## REQUIRED TASK
Transcribe every line of the listing below without any deviation.

########

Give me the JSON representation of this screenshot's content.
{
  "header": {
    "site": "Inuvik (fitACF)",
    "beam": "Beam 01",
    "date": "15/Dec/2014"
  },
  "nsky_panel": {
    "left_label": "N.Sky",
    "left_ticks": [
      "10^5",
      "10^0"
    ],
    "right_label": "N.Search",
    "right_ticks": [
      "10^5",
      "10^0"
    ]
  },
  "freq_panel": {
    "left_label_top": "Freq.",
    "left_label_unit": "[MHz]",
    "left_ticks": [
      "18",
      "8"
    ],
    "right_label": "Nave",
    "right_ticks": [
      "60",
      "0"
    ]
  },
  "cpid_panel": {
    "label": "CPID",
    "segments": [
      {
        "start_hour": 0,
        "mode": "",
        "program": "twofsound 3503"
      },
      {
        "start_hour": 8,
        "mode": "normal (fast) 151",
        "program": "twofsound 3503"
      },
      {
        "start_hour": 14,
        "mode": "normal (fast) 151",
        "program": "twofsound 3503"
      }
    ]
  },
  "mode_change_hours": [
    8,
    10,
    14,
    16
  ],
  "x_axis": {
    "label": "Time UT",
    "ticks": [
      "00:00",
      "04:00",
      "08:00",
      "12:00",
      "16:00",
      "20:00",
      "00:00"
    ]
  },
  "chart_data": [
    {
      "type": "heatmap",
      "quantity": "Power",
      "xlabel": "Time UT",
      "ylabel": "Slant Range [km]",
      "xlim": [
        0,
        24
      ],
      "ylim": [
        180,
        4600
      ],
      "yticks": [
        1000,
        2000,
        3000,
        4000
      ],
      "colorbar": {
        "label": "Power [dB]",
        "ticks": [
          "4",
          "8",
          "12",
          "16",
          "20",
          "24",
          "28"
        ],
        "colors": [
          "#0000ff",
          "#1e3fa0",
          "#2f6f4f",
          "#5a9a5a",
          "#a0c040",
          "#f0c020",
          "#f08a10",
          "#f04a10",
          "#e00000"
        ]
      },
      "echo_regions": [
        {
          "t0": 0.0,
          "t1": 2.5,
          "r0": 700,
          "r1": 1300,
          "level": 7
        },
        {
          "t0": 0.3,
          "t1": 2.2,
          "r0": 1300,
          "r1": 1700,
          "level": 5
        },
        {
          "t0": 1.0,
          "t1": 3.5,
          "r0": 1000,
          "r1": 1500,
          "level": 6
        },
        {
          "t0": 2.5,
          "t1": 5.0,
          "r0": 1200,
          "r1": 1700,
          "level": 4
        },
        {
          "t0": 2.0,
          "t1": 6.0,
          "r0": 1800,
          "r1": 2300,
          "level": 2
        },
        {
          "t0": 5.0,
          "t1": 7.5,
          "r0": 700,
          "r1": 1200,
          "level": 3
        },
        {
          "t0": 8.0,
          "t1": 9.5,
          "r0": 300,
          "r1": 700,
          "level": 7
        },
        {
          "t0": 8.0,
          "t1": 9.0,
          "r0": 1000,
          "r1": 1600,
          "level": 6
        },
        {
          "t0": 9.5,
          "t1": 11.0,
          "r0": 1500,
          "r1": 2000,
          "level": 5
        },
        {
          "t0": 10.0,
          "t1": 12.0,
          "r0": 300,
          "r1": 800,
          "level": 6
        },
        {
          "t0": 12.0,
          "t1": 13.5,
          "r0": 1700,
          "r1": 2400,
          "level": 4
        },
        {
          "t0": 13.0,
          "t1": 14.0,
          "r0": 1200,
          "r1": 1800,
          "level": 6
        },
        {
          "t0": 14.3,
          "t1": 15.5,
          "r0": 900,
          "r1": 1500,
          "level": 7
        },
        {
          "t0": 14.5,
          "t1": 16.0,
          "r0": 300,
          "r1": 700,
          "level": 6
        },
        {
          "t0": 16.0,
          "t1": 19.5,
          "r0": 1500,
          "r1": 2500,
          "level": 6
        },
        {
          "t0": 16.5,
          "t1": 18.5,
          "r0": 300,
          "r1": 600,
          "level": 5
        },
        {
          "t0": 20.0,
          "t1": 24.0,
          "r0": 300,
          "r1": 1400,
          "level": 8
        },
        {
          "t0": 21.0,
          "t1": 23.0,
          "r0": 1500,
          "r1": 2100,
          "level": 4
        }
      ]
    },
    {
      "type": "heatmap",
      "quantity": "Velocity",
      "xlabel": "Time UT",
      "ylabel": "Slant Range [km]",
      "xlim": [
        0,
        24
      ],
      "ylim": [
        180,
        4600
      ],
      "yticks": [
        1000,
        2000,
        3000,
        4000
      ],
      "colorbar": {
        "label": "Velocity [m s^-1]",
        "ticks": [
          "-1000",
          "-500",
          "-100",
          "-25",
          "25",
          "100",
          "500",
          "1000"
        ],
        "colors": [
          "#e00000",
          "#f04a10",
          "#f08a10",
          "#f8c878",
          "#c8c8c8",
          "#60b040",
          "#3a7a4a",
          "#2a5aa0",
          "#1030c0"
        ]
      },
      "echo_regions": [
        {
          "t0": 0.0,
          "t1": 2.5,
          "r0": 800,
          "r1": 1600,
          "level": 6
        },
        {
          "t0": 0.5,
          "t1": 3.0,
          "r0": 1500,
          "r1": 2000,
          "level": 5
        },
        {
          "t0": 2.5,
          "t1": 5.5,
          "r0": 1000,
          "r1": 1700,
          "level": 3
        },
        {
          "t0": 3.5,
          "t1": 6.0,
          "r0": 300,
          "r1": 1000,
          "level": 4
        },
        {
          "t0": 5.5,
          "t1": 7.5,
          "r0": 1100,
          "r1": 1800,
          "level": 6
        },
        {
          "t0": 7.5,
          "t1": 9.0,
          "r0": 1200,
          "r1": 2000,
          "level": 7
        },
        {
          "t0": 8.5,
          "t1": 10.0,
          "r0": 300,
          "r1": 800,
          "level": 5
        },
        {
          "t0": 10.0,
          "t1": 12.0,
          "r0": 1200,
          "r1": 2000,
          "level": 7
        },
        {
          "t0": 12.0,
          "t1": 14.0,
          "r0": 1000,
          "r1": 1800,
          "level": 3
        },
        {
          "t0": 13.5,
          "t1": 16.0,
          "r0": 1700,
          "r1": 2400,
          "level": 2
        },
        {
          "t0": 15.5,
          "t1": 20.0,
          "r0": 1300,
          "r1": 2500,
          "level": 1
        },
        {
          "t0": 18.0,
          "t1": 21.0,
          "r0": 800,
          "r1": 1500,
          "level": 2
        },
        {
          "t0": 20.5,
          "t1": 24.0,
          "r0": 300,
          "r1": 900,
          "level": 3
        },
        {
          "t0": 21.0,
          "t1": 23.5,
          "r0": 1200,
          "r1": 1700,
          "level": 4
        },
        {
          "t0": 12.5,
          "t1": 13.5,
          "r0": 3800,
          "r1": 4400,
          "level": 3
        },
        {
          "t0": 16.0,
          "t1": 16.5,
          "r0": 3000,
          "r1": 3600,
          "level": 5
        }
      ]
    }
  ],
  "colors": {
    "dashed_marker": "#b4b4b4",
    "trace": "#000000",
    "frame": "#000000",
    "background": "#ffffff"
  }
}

########

## RESULT OF THIS EXERCISE
Give me the JSON representation of this screenshot's content.
{
  "header": {
    "site": "Inuvik (fitACF)",
    "beam": "Beam 01",
    "date": "15/Dec/2014"
  },
  "nsky_panel": {
    "left_label": "N.Sky",
    "left_ticks": [
      "10^5",
      "10^0"
    ],
    "right_label": "N.Search",
    "right_ticks": [
      "10^5",
      "10^0"
    ]
  },
  "freq_panel": {
    "left_label_top": "Freq.",
    "left_label_unit": "[MHz]",
    "left_ticks": [
      "18",
      "8"
    ],
    "right_label": "Nave",
    "right_ticks": [
      "60",
      "0"
    ]
  },
  "cpid_panel": {
    "label": "CPID",
    "segments": [
      {
        "start_hour": 0,
        "mode": "",
        "program": "twofsound 3503"
      },
      {
        "start_hour": 8,
        "mode": "normal (fast) 151",
        "program": "twofsound 3503"
      },
      {
        "start_hour": 14,
        "mode": "normal (fast) 151",
        "program": "twofsound 3503"
      }
    ]
  },
  "mode_change_hours": [
    8,
    10,
    14,
    16
  ],
  "x_axis": {
    "label": "Time UT",
    "ticks": [
      "00:00",
      "04:00",
      "08:00",
      "12:00",
      "16:00",
      "20:00",
      "00:00"
    ]
  },
  "chart_data": [
    {
      "type": "heatmap",
      "quantity": "Power",
      "xlabel": "Time UT",
      "ylabel": "Slant Range [km]",
      "xlim": [
        0,
        24
      ],
      "ylim": [
        180,
        4600
      ],
      "yticks": [
        1000,
        2000,
        3000,
        4000
      ],
      "colorbar": {
        "label": "Power [dB]",
        "ticks": [
          "4",
          "8",
          "12",
          "16",
          "20",
          "24",
          "28"
        ],
        "colors": [
          "#0000ff",
          "#1e3fa0",
          "#2f6f4f",
          "#5a9a5a",
          "#a0c040",
          "#f0c020",
          "#f08a10",
          "#f04a10",
          "#e00000"
        ]
      },
      "echo_regions": [
        {
          "t0": 0.0,
          "t1": 2.5,
          "r0": 700,
          "r1": 1300,
          "level": 7
        },
        {
          "t0": 0.3,
          "t1": 2.2,
          "r0": 1300,
          "r1": 1700,
          "level": 5
        },
        {
          "t0": 1.0,
          "t1": 3.5,
          "r0": 1000,
          "r1": 1500,
          "level": 6
        },
        {
          "t0": 2.5,
          "t1": 5.0,
          "r0": 1200,
          "r1": 1700,
          "level": 4
        },
        {
          "t0": 2.0,
          "t1": 6.0,
          "r0": 1800,
          "r1": 2300,
          "level": 2
        },
        {
          "t0": 5.0,
          "t1": 7.5,
          "r0": 700,
          "r1": 1200,
          "level": 3
        },
        {
          "t0": 8.0,
          "t1": 9.5,
          "r0": 300,
          "r1": 700,
          "level": 7
        },
        {
          "t0": 8.0,
          "t1": 9.0,
          "r0": 1000,
          "r1": 1600,
          "level": 6
        },
        {
          "t0": 9.5,
          "t1": 11.0,
          "r0": 1500,
          "r1": 2000,
          "level": 5
        },
        {
          "t0": 10.0,
          "t1": 12.0,
          "r0": 300,
          "r1": 800,
          "level": 6
        },
        {
          "t0": 12.0,
          "t1": 13.5,
          "r0": 1700,
          "r1": 2400,
          "level": 4
        },
        {
          "t0": 13.0,
          "t1": 14.0,
          "r0": 1200,
          "r1": 1800,
          "level": 6
        },
        {
          "t0": 14.3,
          "t1": 15.5,
          "r0": 900,
          "r1": 1500,
          "level": 7
        },
        {
          "t0": 14.5,
          "t1": 16.0,
          "r0": 300,
          "r1": 700,
          "level": 6
        },
        {
          "t0": 16.0,
          "t1": 19.5,
          "r0": 1500,
          "r1": 2500,
          "level": 6
        },
        {
          "t0": 16.5,
          "t1": 18.5,
          "r0": 300,
          "r1": 600,
          "level": 5
        },
        {
          "t0": 20.0,
          "t1": 24.0,
          "r0": 300,
          "r1": 1400,
          "level": 8
        },
        {
          "t0": 21.0,
          "t1": 23.0,
          "r0": 1500,
          "r1": 2100,
          "level": 4
        }
      ]
    },
    {
      "type": "heatmap",
      "quantity": "Velocity",
      "xlabel": "Time UT",
      "ylabel": "Slant Range [km]",
      "xlim": [
        0,
        24
      ],
      "ylim": [
        180,
        4600
      ],
      "yticks": [
        1000,
        2000,
        3000,
        4000
      ],
      "colorbar": {
        "label": "Velocity [m s^-1]",
        "ticks": [
          "-1000",
          "-500",
          "-100",
          "-25",
          "25",
          "100",
          "500",
          "1000"
        ],
        "colors": [
          "#e00000",
          "#f04a10",
          "#f08a10",
          "#f8c878",
          "#c8c8c8",
          "#60b040",
          "#3a7a4a",
          "#2a5aa0",
          "#1030c0"
        ]
      },
      "echo_regions": [
        {
          "t0": 0.0,
          "t1": 2.5,
          "r0": 800,
          "r1": 1600,
          "level": 6
        },
        {
          "t0": 0.5,
          "t1": 3.0,
          "r0": 1500,
          "r1": 2000,
          "level": 5
        },
        {
          "t0": 2.5,
          "t1": 5.5,
          "r0": 1000,
          "r1": 1700,
          "level": 3
        },
        {
          "t0": 3.5,
          "t1": 6.0,
          "r0": 300,
          "r1": 1000,
          "level": 4
        },
        {
          "t0": 5.5,
          "t1": 7.5,
          "r0": 1100,
          "r1": 1800,
          "level": 6
        },
        {
          "t0": 7.5,
          "t1": 9.0,
          "r0": 1200,
          "r1": 2000,
          "level": 7
        },
        {
          "t0": 8.5,
          "t1": 10.0,
          "r0": 300,
          "r1": 800,
          "level": 5
        },
        {
          "t0": 10.0,
          "t1": 12.0,
          "r0": 1200,
          "r1": 2000,
          "level": 7
        },
        {
          "t0": 12.0,
          "t1": 14.0,
          "r0": 1000,
          "r1": 1800,
          "level": 3
        },
        {
          "t0": 13.5,
          "t1": 16.0,
          "r0": 1700,
          "r1": 2400,
          "level": 2
        },
        {
          "t0": 15.5,
          "t1": 20.0,
          "r0": 1300,
          "r1": 2500,
          "level": 1
        },
        {
          "t0": 18.0,
          "t1": 21.0,
          "r0": 800,
          "r1": 1500,
          "level": 2
        },
        {
          "t0": 20.5,
          "t1": 24.0,
          "r0": 300,
          "r1": 900,
          "level": 3
        },
        {
          "t0": 21.0,
          "t1": 23.5,
          "r0": 1200,
          "r1": 1700,
          "level": 4
        },
        {
          "t0": 12.5,
          "t1": 13.5,
          "r0": 3800,
          "r1": 4400,
          "level": 3
        },
        {
          "t0": 16.0,
          "t1": 16.5,
          "r0": 3000,
          "r1": 3600,
          "level": 5
        }
      ]
    }
  ],
  "colors": {
    "dashed_marker": "#b4b4b4",
    "trace": "#000000",
    "frame": "#000000",
    "background": "#ffffff"
  }
}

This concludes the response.